Write out again only the lines running from the one that contains "Transcribe this image's" to the end of the records below, including both the first and the last.

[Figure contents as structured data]

───

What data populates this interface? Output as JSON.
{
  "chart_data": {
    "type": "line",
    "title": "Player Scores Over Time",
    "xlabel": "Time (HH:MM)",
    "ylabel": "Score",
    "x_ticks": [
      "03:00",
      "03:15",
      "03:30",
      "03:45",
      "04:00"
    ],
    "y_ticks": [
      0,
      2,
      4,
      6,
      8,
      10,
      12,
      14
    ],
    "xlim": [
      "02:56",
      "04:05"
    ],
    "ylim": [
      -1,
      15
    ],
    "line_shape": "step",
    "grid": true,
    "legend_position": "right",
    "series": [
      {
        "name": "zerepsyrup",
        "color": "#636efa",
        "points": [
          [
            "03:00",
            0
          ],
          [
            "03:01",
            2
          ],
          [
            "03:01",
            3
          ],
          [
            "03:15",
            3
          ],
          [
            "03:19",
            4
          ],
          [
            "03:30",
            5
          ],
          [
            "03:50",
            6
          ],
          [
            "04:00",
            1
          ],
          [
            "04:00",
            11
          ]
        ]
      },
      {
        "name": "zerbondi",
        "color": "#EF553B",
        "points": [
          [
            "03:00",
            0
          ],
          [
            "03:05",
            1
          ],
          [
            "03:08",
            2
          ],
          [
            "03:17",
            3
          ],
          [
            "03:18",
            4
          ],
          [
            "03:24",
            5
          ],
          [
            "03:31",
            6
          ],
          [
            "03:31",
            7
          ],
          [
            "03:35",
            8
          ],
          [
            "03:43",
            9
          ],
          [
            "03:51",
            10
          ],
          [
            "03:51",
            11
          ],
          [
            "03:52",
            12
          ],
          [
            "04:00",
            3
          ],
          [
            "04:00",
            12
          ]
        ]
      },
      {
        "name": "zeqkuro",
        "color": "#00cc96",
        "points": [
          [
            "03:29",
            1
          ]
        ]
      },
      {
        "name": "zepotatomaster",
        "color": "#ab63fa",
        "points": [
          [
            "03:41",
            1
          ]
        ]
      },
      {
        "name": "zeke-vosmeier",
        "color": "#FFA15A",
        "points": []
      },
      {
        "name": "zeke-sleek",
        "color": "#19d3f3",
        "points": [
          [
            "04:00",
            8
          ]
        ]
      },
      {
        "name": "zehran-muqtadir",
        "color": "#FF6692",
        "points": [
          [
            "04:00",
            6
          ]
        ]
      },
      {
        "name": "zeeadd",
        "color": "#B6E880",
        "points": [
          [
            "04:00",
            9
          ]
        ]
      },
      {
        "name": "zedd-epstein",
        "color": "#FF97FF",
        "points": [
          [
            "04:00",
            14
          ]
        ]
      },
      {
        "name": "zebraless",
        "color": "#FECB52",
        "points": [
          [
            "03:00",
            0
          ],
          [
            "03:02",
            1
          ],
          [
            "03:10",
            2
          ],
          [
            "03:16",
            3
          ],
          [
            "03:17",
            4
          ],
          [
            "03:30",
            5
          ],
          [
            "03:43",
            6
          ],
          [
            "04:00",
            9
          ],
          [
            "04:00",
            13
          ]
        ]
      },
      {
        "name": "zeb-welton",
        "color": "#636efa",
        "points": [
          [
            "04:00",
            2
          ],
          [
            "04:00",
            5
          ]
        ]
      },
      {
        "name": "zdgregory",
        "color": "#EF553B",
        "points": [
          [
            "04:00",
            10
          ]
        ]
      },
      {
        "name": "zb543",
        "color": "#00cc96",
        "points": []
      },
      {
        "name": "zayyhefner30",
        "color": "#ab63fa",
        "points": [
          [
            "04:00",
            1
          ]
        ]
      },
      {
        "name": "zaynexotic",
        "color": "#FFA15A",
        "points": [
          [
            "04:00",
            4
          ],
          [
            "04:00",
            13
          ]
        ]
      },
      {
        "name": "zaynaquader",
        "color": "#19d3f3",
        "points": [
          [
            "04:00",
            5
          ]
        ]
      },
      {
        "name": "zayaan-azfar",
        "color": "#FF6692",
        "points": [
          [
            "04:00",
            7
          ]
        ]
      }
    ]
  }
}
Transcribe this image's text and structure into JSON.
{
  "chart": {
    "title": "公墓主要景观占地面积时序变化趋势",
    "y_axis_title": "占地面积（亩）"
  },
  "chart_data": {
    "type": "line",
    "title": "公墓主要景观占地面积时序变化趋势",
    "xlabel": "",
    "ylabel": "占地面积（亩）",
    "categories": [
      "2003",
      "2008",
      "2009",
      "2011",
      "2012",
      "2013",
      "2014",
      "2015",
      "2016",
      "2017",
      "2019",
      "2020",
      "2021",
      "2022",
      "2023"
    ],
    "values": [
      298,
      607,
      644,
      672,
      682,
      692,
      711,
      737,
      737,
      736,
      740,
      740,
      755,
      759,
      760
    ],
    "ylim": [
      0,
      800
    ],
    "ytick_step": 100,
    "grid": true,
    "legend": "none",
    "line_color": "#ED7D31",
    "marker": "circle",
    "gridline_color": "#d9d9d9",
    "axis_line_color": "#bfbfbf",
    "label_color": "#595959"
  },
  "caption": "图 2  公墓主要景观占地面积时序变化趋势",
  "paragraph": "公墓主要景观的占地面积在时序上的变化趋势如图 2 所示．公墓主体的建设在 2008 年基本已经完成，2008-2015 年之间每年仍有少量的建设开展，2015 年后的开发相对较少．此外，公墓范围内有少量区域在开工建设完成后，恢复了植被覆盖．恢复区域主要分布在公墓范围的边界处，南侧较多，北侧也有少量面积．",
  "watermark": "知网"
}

───

• **Correct answer**
Transcribe this image's text and structure into JSON.
{
  "chart": {
    "title": "公墓主要景观占地面积时序变化趋势",
    "y_axis_title": "占地面积（亩）"
  },
  "chart_data": {
    "type": "line",
    "title": "公墓主要景观占地面积时序变化趋势",
    "xlabel": "",
    "ylabel": "占地面积（亩）",
    "categories": [
      "2003",
      "2008",
      "2009",
      "2011",
      "2012",
      "2013",
      "2014",
      "2015",
      "2016",
      "2017",
      "2019",
      "2020",
      "2021",
      "2022",
      "2023"
    ],
    "values": [
      298,
      607,
      644,
      672,
      682,
      692,
      711,
      737,
      737,
      736,
      740,
      740,
      755,
      759,
      760
    ],
    "ylim": [
      0,
      800
    ],
    "ytick_step": 100,
    "grid": true,
    "legend": "none",
    "line_color": "#ED7D31",
    "marker": "circle",
    "gridline_color": "#d9d9d9",
    "axis_line_color": "#bfbfbf",
    "label_color": "#595959"
  },
  "caption": "图 2  公墓主要景观占地面积时序变化趋势",
  "paragraph": "公墓主要景观的占地面积在时序上的变化趋势如图 2 所示．公墓主体的建设在 2008 年基本已经完成，2008-2015 年之间每年仍有少量的建设开展，2015 年后的开发相对较少．此外，公墓范围内有少量区域在开工建设完成后，恢复了植被覆盖．恢复区域主要分布在公墓范围的边界处，南侧较多，北侧也有少量面积．",
  "watermark": "知网"
}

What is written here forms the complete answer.